* AIM OF THE EXERCISE *
Reproduce the data in full, exactly.

* PROVIDED MATERIAL *

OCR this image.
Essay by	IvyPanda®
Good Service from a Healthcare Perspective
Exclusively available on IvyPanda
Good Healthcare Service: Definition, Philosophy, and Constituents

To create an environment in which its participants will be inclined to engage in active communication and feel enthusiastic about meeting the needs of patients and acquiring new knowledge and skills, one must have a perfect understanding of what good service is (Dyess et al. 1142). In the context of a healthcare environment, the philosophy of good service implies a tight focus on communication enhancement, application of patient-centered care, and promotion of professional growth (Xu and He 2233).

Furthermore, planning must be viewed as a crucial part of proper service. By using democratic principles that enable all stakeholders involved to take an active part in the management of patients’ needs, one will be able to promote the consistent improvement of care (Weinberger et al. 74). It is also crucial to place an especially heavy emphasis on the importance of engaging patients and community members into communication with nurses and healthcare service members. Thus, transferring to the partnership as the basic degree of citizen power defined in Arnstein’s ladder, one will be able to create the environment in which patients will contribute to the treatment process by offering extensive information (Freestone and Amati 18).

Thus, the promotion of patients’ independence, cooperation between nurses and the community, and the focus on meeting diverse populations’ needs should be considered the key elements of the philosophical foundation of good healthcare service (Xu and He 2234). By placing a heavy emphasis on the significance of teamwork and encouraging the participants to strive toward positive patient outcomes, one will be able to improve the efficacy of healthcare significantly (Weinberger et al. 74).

* WRITTEN RESPONSE *
OCR this image.
Essay by	IvyPanda®
Good Service from a Healthcare Perspective
Exclusively available on IvyPanda
Good Healthcare Service: Definition, Philosophy, and Constituents

To create an environment in which its participants will be inclined to engage in active communication and feel enthusiastic about meeting the needs of patients and acquiring new knowledge and skills, one must have a perfect understanding of what good service is (Dyess et al. 1142). In the context of a healthcare environment, the philosophy of good service implies a tight focus on communication enhancement, application of patient-centered care, and promotion of professional growth (Xu and He 2233).

Furthermore, planning must be viewed as a crucial part of proper service. By using democratic principles that enable all stakeholders involved to take an active part in the management of patients’ needs, one will be able to promote the consistent improvement of care (Weinberger et al. 74). It is also crucial to place an especially heavy emphasis on the importance of engaging patients and community members into communication with nurses and healthcare service members. Thus, transferring to the partnership as the basic degree of citizen power defined in Arnstein’s ladder, one will be able to create the environment in which patients will contribute to the treatment process by offering extensive information (Freestone and Amati 18).

Thus, the promotion of patients’ independence, cooperation between nurses and the community, and the focus on meeting diverse populations’ needs should be considered the key elements of the philosophical foundation of good healthcare service (Xu and He 2234). By placing a heavy emphasis on the significance of teamwork and encouraging the participants to strive toward positive patient outcomes, one will be able to improve the efficacy of healthcare significantly (Weinberger et al. 74).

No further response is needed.